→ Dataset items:
* * * * *

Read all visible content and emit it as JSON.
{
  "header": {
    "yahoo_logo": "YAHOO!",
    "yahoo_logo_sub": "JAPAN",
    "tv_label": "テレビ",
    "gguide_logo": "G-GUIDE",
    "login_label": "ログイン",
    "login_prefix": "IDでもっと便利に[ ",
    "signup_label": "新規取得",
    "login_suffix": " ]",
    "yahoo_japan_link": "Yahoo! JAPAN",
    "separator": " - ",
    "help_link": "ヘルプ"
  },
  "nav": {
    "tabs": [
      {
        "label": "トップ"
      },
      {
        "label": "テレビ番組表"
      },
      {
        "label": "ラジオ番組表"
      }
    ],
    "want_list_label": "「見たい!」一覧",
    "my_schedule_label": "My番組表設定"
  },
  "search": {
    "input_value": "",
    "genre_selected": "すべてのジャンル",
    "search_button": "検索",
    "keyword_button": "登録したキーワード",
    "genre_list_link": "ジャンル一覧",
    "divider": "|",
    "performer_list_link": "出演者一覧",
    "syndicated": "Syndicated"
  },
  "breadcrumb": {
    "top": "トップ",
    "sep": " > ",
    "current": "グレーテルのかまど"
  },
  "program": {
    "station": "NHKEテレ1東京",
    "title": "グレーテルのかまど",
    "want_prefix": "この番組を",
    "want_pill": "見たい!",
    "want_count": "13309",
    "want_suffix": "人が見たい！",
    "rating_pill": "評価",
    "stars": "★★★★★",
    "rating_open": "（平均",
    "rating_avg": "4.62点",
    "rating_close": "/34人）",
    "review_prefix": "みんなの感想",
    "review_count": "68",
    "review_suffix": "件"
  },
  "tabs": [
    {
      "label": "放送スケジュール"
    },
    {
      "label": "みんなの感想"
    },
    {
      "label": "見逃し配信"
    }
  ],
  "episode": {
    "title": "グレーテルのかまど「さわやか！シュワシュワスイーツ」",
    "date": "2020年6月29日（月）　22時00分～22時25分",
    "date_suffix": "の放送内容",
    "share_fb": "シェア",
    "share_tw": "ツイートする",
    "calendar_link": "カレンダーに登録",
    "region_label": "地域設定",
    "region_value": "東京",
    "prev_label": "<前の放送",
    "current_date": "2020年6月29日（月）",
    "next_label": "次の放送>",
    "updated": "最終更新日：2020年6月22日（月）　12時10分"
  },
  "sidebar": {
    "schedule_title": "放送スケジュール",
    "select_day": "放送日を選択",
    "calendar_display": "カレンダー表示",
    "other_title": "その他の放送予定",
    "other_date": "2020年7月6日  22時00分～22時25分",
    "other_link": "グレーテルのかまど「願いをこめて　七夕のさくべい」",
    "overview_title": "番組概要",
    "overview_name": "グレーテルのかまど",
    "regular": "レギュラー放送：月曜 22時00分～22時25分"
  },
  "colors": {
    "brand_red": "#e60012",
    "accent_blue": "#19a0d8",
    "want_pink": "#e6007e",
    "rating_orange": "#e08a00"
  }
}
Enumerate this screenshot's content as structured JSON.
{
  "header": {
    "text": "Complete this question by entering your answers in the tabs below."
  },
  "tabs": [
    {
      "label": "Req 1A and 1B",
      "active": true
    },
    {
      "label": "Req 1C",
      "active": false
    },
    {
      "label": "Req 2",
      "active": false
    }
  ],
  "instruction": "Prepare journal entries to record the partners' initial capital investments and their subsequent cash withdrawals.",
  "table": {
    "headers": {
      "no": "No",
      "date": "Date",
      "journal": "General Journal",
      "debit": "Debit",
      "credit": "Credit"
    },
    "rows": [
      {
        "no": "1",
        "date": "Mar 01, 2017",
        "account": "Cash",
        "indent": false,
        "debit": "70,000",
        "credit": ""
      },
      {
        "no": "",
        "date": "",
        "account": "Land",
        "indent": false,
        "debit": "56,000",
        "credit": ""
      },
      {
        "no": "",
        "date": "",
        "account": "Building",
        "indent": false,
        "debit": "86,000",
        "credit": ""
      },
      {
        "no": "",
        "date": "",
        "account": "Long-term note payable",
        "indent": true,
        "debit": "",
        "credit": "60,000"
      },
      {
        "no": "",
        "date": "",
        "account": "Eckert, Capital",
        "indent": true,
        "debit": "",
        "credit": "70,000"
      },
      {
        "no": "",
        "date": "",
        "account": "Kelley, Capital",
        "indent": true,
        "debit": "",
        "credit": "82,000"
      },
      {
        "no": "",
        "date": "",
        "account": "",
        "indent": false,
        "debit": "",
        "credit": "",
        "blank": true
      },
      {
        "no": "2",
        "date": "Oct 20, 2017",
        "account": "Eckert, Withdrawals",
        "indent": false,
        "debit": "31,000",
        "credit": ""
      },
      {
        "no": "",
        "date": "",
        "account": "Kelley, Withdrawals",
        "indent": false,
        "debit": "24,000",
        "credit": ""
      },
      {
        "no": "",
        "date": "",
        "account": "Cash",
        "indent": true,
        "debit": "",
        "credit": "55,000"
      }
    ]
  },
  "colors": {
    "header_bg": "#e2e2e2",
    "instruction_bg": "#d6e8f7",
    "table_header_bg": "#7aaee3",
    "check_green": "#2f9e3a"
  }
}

* * * * *

→ Exercise aim: Everything in the listing above should be restated exactly.

→ Output for this task:
Read all visible content and emit it as JSON.
{
  "header": {
    "yahoo_logo": "YAHOO!",
    "yahoo_logo_sub": "JAPAN",
    "tv_label": "テレビ",
    "gguide_logo": "G-GUIDE",
    "login_label": "ログイン",
    "login_prefix": "IDでもっと便利に[ ",
    "signup_label": "新規取得",
    "login_suffix": " ]",
    "yahoo_japan_link": "Yahoo! JAPAN",
    "separator": " - ",
    "help_link": "ヘルプ"
  },
  "nav": {
    "tabs": [
      {
        "label": "トップ"
      },
      {
        "label": "テレビ番組表"
      },
      {
        "label": "ラジオ番組表"
      }
    ],
    "want_list_label": "「見たい!」一覧",
    "my_schedule_label": "My番組表設定"
  },
  "search": {
    "input_value": "",
    "genre_selected": "すべてのジャンル",
    "search_button": "検索",
    "keyword_button": "登録したキーワード",
    "genre_list_link": "ジャンル一覧",
    "divider": "|",
    "performer_list_link": "出演者一覧",
    "syndicated": "Syndicated"
  },
  "breadcrumb": {
    "top": "トップ",
    "sep": " > ",
    "current": "グレーテルのかまど"
  },
  "program": {
    "station": "NHKEテレ1東京",
    "title": "グレーテルのかまど",
    "want_prefix": "この番組を",
    "want_pill": "見たい!",
    "want_count": "13309",
    "want_suffix": "人が見たい！",
    "rating_pill": "評価",
    "stars": "★★★★★",
    "rating_open": "（平均",
    "rating_avg": "4.62点",
    "rating_close": "/34人）",
    "review_prefix": "みんなの感想",
    "review_count": "68",
    "review_suffix": "件"
  },
  "tabs": [
    {
      "label": "放送スケジュール"
    },
    {
      "label": "みんなの感想"
    },
    {
      "label": "見逃し配信"
    }
  ],
  "episode": {
    "title": "グレーテルのかまど「さわやか！シュワシュワスイーツ」",
    "date": "2020年6月29日（月）　22時00分～22時25分",
    "date_suffix": "の放送内容",
    "share_fb": "シェア",
    "share_tw": "ツイートする",
    "calendar_link": "カレンダーに登録",
    "region_label": "地域設定",
    "region_value": "東京",
    "prev_label": "<前の放送",
    "current_date": "2020年6月29日（月）",
    "next_label": "次の放送>",
    "updated": "最終更新日：2020年6月22日（月）　12時10分"
  },
  "sidebar": {
    "schedule_title": "放送スケジュール",
    "select_day": "放送日を選択",
    "calendar_display": "カレンダー表示",
    "other_title": "その他の放送予定",
    "other_date": "2020年7月6日  22時00分～22時25分",
    "other_link": "グレーテルのかまど「願いをこめて　七夕のさくべい」",
    "overview_title": "番組概要",
    "overview_name": "グレーテルのかまど",
    "regular": "レギュラー放送：月曜 22時00分～22時25分"
  },
  "colors": {
    "brand_red": "#e60012",
    "accent_blue": "#19a0d8",
    "want_pink": "#e6007e",
    "rating_orange": "#e08a00"
  }
}
Enumerate this screenshot's content as structured JSON.
{
  "header": {
    "text": "Complete this question by entering your answers in the tabs below."
  },
  "tabs": [
    {
      "label": "Req 1A and 1B",
      "active": true
    },
    {
      "label": "Req 1C",
      "active": false
    },
    {
      "label": "Req 2",
      "active": false
    }
  ],
  "instruction": "Prepare journal entries to record the partners' initial capital investments and their subsequent cash withdrawals.",
  "table": {
    "headers": {
      "no": "No",
      "date": "Date",
      "journal": "General Journal",
      "debit": "Debit",
      "credit": "Credit"
    },
    "rows": [
      {
        "no": "1",
        "date": "Mar 01, 2017",
        "account": "Cash",
        "indent": false,
        "debit": "70,000",
        "credit": ""
      },
      {
        "no": "",
        "date": "",
        "account": "Land",
        "indent": false,
        "debit": "56,000",
        "credit": ""
      },
      {
        "no": "",
        "date": "",
        "account": "Building",
        "indent": false,
        "debit": "86,000",
        "credit": ""
      },
      {
        "no": "",
        "date": "",
        "account": "Long-term note payable",
        "indent": true,
        "debit": "",
        "credit": "60,000"
      },
      {
        "no": "",
        "date": "",
        "account": "Eckert, Capital",
        "indent": true,
        "debit": "",
        "credit": "70,000"
      },
      {
        "no": "",
        "date": "",
        "account": "Kelley, Capital",
        "indent": true,
        "debit": "",
        "credit": "82,000"
      },
      {
        "no": "",
        "date": "",
        "account": "",
        "indent": false,
        "debit": "",
        "credit": "",
        "blank": true
      },
      {
        "no": "2",
        "date": "Oct 20, 2017",
        "account": "Eckert, Withdrawals",
        "indent": false,
        "debit": "31,000",
        "credit": ""
      },
      {
        "no": "",
        "date": "",
        "account": "Kelley, Withdrawals",
        "indent": false,
        "debit": "24,000",
        "credit": ""
      },
      {
        "no": "",
        "date": "",
        "account": "Cash",
        "indent": true,
        "debit": "",
        "credit": "55,000"
      }
    ]
  },
  "colors": {
    "header_bg": "#e2e2e2",
    "instruction_bg": "#d6e8f7",
    "table_header_bg": "#7aaee3",
    "check_green": "#2f9e3a"
  }
}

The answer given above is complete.